**Tarefas do exercício**
[1] No excerto sobre os livros que fazem chorar, porque é que ler num momento de crise pessoal leva às lágrimas? Responda em uma a três frases.
[2] Diga se cada afirmação concorda com o excerto sobre os livros que fazem chorar, respondendo sim ou não e citando as palavras decisivas do texto: (a) quem escreve continua a chorar muitas vezes ao ler; (b) o choro pode obrigar a interromper a leitura; (c) as recordações amargas podem fazer chorar.
[3] Continue, por favor, o texto sobre os livros que fazem chorar a partir da última frase apresentada.

**Excerto**
Livros da nossa vida são também os livros que nos fazem chorar. Quando é que um livro faz chorar? Quando somos (estamos) fracos, quando o momento da leitura é de crise pessoal (e qualquer coisa nos traz as lágrimas aos olhos) ou ainda quando há semelhança clara entre os heróis lidos e os imaginados ou sonhados ou entre eles e o perfil que traçamos de nós. Finalmente quando eles nos puxam pelas recordações (amargas).

Chorar ao ler pode ser uma simples lágrima furtiva, outras vezes um jorro sem fim (temos de parar de ler), ocasionalmente algo que se repete a meio gás quando aparece certa personagem. Devo dizer que já há muito tempo que esta chuva de lágrimas não me ocorre (sinal de velhice?) mas lembro-me perfeitamente dessas ocasiões passadas.

(Anotações de elementos de paginação)
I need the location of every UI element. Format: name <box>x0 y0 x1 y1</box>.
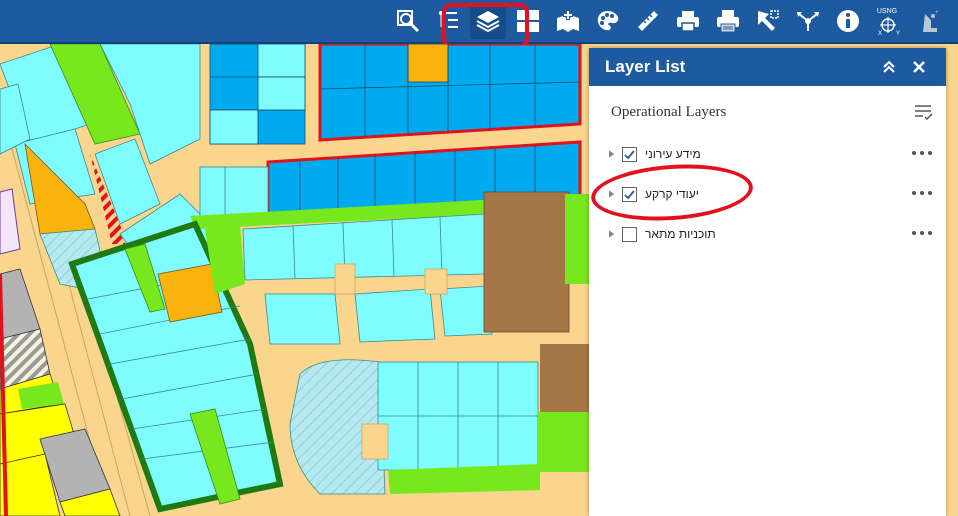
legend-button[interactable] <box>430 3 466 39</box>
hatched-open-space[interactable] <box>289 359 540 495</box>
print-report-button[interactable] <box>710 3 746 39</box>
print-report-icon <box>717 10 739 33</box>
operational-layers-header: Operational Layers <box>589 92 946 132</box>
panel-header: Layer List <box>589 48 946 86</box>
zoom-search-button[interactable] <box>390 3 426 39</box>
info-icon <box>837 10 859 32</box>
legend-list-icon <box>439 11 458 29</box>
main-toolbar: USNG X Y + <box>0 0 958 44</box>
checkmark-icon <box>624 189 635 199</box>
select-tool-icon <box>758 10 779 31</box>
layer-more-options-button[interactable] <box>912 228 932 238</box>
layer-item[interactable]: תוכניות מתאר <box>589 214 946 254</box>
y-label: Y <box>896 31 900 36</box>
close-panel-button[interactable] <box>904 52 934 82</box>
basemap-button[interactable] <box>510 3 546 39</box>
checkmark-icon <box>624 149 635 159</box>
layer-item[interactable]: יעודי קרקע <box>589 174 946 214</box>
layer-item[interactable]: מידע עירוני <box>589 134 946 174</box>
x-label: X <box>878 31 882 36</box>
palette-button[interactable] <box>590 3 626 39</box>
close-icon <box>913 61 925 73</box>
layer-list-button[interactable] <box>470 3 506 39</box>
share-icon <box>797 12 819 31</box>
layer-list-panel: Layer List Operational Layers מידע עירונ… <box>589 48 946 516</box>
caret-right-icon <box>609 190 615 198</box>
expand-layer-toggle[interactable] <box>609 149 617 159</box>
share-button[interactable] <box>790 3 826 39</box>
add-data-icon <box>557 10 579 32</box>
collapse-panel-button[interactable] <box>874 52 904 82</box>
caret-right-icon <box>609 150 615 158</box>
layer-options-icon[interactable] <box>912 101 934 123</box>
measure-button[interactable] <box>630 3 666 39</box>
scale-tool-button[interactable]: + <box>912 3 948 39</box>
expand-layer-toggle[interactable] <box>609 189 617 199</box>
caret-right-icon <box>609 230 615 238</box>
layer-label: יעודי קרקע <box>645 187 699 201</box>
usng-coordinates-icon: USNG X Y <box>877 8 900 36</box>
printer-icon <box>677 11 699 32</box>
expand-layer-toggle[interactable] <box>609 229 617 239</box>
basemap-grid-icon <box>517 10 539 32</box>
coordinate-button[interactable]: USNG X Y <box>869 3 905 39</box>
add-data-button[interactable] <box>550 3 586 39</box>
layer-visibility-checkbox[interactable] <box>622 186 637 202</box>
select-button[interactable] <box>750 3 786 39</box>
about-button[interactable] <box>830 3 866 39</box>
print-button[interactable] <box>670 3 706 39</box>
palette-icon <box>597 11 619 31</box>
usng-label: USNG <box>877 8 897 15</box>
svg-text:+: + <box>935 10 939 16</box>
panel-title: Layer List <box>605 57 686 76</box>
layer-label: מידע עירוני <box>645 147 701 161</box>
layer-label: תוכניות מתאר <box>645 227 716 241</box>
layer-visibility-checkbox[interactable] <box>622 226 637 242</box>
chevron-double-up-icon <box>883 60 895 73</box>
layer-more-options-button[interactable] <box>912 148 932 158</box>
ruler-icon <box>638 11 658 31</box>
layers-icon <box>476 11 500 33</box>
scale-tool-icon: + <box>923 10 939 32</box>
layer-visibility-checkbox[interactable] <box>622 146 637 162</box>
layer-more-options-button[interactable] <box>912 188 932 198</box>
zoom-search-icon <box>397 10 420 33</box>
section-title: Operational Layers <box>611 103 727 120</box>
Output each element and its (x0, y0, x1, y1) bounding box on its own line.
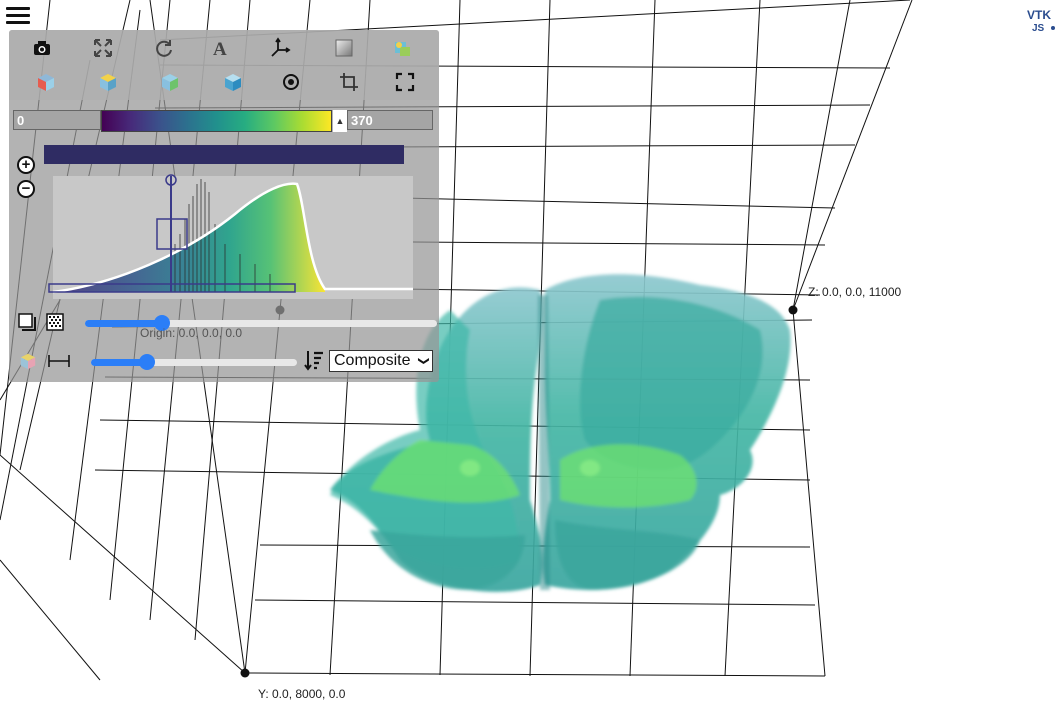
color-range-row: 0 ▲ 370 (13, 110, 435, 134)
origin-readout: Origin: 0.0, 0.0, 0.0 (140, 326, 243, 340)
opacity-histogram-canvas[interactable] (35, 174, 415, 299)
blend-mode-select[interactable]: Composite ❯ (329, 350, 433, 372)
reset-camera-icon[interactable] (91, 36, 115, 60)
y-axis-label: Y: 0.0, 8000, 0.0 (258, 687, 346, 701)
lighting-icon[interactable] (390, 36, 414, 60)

**Respostas por ordem**
[1] Porque, num momento de crise pessoal, qualquer coisa nos traz as lágrimas aos olhos.

[2]
(a) Não: "já há muito tempo que esta chuva de lágrimas não me ocorre".
(b) Sim: "um jorro sem fim (temos de parar de ler)".
(c) Sim: "quando eles nos puxam pelas recordações (amargas)".

[3]
Então que livros me fizeram chorar ao longo da vida? Aqui vão cinco ou seis portugueses que recordo, uns mais, outros menos regados. Confesso que não chorei da primeira vez que li O Amor de Perdição (de Camilo Castelo Branco) mas chorei à segunda, já na casa dos vinte e tais. São mesmo melodramáticas (mas não considero lamechas) aquelas personagens. Pela minha juventude entusiasmei-me também até às lágrimas por Um Girassol chamado Beatriz e António dos Olhos Tristes, pequenas obras de Eduardo Olímpio, olhares do 25 de Abril sobre o Alentejo, a infância e o mundo. Tudo em pequenas narrativas de encantar – de chorar. Depois, o Esteiros, do Soeiro Pereira Gomes, com meninos a sério a desafiar o mundo: as crianças são aquilo e derretem-nos de emoção. Lembro-me também de alguns anos em que me afeiçoei aos contos tristes de Maria Judite de Carvalho e li muitos livros dela: relembro aqui por exemplo Os Idólatras. Não menos forte para mim foi o Bandeira Preta de Branquinho da Fonseca, pequenas narrativas com dois rapazes da província no centro da história, um transformado no final em “peixe gordo” pescado na margem do rio.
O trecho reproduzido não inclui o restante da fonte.